PROBLEM REQUIREMENTS: Provide only the number of lines in the records below that include "απαιτούμενα".

MATERIAL:
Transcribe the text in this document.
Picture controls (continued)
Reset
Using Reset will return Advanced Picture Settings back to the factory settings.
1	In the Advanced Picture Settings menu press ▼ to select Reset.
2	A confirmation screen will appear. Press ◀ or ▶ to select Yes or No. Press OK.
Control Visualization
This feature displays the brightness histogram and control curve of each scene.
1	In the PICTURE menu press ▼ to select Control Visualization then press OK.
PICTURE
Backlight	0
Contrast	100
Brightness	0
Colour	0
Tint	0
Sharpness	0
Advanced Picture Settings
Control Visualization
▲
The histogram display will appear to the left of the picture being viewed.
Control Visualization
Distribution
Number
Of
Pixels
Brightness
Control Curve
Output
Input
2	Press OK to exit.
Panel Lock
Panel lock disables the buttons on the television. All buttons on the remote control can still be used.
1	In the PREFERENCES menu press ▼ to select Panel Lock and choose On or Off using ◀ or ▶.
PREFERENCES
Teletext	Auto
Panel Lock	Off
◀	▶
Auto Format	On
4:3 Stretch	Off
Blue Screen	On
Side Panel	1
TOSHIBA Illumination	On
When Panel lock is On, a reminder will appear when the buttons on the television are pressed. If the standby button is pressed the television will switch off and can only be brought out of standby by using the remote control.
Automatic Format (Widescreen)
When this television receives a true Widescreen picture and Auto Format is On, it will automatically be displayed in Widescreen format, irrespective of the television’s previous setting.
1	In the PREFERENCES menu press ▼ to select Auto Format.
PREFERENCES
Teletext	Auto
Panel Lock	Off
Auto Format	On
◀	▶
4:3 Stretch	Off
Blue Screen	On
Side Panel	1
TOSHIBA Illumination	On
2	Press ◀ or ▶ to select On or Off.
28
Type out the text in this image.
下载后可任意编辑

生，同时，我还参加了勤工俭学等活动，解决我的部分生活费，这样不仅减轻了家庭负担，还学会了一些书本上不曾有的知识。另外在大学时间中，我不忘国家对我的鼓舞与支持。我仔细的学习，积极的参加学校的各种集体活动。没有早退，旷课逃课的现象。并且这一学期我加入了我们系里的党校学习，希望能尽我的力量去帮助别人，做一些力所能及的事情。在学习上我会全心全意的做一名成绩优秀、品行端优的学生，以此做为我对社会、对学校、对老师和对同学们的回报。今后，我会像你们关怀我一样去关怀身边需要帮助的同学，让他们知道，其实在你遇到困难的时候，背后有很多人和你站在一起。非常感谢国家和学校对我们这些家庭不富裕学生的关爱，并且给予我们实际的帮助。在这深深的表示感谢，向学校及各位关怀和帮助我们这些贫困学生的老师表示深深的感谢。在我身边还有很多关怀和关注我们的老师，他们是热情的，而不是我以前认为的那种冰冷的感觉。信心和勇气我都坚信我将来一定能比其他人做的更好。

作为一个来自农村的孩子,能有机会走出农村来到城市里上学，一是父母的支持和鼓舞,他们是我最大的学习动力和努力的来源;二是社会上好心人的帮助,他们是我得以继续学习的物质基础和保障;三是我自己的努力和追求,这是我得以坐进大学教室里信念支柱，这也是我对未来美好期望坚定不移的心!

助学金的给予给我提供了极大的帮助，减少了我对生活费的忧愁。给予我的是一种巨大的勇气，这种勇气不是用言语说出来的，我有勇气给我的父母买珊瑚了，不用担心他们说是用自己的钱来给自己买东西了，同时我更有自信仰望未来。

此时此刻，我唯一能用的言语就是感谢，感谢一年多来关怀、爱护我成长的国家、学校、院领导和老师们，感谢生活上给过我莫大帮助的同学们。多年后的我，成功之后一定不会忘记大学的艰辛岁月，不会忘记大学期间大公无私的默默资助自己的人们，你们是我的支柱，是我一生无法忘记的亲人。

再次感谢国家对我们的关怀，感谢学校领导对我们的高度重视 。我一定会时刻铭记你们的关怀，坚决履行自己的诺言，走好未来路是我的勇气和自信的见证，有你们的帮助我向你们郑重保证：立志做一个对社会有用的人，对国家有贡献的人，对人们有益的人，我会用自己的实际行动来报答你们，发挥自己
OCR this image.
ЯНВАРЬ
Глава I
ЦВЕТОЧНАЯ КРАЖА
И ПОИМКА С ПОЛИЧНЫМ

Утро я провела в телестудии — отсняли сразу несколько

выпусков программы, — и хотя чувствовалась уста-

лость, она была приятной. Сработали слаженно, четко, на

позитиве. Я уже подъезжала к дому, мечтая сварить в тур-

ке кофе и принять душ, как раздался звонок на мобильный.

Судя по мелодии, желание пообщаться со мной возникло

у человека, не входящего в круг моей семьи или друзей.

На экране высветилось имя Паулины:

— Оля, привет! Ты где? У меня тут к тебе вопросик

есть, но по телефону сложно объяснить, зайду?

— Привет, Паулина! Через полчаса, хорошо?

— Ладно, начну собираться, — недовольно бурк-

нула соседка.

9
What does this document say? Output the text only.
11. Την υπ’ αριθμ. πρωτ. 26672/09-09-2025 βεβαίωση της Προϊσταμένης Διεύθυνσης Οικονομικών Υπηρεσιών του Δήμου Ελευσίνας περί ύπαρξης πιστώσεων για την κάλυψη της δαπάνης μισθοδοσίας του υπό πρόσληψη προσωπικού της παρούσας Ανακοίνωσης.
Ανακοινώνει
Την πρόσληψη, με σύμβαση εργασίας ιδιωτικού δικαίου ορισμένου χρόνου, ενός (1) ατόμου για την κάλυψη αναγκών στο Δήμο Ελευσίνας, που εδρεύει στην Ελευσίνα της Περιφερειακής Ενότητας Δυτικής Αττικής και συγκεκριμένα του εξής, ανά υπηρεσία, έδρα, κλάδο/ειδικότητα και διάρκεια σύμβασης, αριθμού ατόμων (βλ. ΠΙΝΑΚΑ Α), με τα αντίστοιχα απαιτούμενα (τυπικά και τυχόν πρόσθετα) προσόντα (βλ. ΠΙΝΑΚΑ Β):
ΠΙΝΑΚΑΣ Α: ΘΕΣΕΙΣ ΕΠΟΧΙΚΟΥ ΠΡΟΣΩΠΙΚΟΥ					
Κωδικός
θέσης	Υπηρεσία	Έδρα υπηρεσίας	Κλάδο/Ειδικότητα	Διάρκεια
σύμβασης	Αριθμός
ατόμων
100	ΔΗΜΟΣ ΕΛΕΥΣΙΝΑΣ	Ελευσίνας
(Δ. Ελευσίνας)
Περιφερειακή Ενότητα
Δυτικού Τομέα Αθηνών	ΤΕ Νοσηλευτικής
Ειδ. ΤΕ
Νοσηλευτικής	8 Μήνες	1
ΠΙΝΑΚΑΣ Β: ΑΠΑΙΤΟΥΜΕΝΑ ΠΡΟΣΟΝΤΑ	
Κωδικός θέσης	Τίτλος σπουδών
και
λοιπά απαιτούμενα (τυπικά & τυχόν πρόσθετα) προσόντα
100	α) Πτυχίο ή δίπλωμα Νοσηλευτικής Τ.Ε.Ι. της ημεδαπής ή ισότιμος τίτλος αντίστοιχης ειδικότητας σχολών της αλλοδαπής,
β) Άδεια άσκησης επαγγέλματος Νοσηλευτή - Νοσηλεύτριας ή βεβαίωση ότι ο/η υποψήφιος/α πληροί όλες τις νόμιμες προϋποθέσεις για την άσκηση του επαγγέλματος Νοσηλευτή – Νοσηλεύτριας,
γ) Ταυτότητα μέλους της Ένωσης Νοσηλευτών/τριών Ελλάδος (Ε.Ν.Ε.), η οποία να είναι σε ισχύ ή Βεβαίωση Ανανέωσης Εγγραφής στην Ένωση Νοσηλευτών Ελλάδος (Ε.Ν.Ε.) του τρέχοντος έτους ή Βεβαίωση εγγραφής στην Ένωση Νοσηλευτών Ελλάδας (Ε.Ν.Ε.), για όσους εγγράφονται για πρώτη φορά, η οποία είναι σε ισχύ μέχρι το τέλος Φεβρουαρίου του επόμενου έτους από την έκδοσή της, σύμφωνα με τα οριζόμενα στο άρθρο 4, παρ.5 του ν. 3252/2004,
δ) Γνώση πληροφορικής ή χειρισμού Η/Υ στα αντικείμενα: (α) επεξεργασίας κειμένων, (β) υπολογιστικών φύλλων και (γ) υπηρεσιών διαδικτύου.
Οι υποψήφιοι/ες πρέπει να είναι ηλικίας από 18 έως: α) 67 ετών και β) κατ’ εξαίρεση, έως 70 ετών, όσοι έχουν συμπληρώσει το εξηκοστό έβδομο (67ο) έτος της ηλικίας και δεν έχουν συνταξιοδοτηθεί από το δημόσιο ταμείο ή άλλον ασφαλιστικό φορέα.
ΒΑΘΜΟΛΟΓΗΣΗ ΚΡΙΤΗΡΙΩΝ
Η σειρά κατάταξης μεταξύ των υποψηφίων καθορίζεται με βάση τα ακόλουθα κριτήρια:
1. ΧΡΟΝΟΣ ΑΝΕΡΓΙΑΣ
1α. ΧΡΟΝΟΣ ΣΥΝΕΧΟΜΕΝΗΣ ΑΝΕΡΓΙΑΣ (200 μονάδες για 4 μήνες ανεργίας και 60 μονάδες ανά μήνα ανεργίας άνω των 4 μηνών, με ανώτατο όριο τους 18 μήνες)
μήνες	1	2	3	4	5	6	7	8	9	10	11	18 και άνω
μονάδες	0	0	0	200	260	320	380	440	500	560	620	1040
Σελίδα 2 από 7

WRITTEN RESPONSE: 2